Written task.
Write down every entry below once more, exactly.

Given information.
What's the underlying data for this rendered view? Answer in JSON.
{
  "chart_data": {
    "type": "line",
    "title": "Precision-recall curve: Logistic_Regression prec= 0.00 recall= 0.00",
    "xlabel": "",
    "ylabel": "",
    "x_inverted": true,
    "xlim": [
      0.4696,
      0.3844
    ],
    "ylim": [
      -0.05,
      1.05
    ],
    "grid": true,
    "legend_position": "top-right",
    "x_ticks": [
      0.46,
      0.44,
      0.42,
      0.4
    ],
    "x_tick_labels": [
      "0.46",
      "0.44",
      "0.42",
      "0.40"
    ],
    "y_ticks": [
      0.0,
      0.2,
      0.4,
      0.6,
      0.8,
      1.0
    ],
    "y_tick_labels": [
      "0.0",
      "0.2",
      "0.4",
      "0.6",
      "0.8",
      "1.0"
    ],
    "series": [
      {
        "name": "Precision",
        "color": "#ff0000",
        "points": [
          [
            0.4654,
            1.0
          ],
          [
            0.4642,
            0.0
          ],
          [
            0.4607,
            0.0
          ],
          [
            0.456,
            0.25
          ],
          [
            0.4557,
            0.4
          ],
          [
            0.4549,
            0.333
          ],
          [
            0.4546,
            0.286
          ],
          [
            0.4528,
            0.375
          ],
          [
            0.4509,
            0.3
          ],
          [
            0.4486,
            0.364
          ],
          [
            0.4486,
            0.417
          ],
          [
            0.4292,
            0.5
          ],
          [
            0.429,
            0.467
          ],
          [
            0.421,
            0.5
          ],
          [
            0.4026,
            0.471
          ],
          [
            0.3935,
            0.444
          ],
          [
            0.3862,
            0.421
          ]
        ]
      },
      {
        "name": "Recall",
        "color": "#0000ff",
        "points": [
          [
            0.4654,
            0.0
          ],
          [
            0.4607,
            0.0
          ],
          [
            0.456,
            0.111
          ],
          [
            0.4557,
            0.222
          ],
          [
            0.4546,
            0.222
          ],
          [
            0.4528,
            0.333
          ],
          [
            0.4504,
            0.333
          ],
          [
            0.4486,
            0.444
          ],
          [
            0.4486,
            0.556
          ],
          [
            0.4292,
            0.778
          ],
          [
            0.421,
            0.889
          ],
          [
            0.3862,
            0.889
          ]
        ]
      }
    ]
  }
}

Finished answer.
What's the underlying data for this rendered view? Answer in JSON.
{
  "chart_data": {
    "type": "line",
    "title": "Precision-recall curve: Logistic_Regression prec= 0.00 recall= 0.00",
    "xlabel": "",
    "ylabel": "",
    "x_inverted": true,
    "xlim": [
      0.4696,
      0.3844
    ],
    "ylim": [
      -0.05,
      1.05
    ],
    "grid": true,
    "legend_position": "top-right",
    "x_ticks": [
      0.46,
      0.44,
      0.42,
      0.4
    ],
    "x_tick_labels": [
      "0.46",
      "0.44",
      "0.42",
      "0.40"
    ],
    "y_ticks": [
      0.0,
      0.2,
      0.4,
      0.6,
      0.8,
      1.0
    ],
    "y_tick_labels": [
      "0.0",
      "0.2",
      "0.4",
      "0.6",
      "0.8",
      "1.0"
    ],
    "series": [
      {
        "name": "Precision",
        "color": "#ff0000",
        "points": [
          [
            0.4654,
            1.0
          ],
          [
            0.4642,
            0.0
          ],
          [
            0.4607,
            0.0
          ],
          [
            0.456,
            0.25
          ],
          [
            0.4557,
            0.4
          ],
          [
            0.4549,
            0.333
          ],
          [
            0.4546,
            0.286
          ],
          [
            0.4528,
            0.375
          ],
          [
            0.4509,
            0.3
          ],
          [
            0.4486,
            0.364
          ],
          [
            0.4486,
            0.417
          ],
          [
            0.4292,
            0.5
          ],
          [
            0.429,
            0.467
          ],
          [
            0.421,
            0.5
          ],
          [
            0.4026,
            0.471
          ],
          [
            0.3935,
            0.444
          ],
          [
            0.3862,
            0.421
          ]
        ]
      },
      {
        "name": "Recall",
        "color": "#0000ff",
        "points": [
          [
            0.4654,
            0.0
          ],
          [
            0.4607,
            0.0
          ],
          [
            0.456,
            0.111
          ],
          [
            0.4557,
            0.222
          ],
          [
            0.4546,
            0.222
          ],
          [
            0.4528,
            0.333
          ],
          [
            0.4504,
            0.333
          ],
          [
            0.4486,
            0.444
          ],
          [
            0.4486,
            0.556
          ],
          [
            0.4292,
            0.778
          ],
          [
            0.421,
            0.889
          ],
          [
            0.3862,
            0.889
          ]
        ]
      }
    ]
  }
}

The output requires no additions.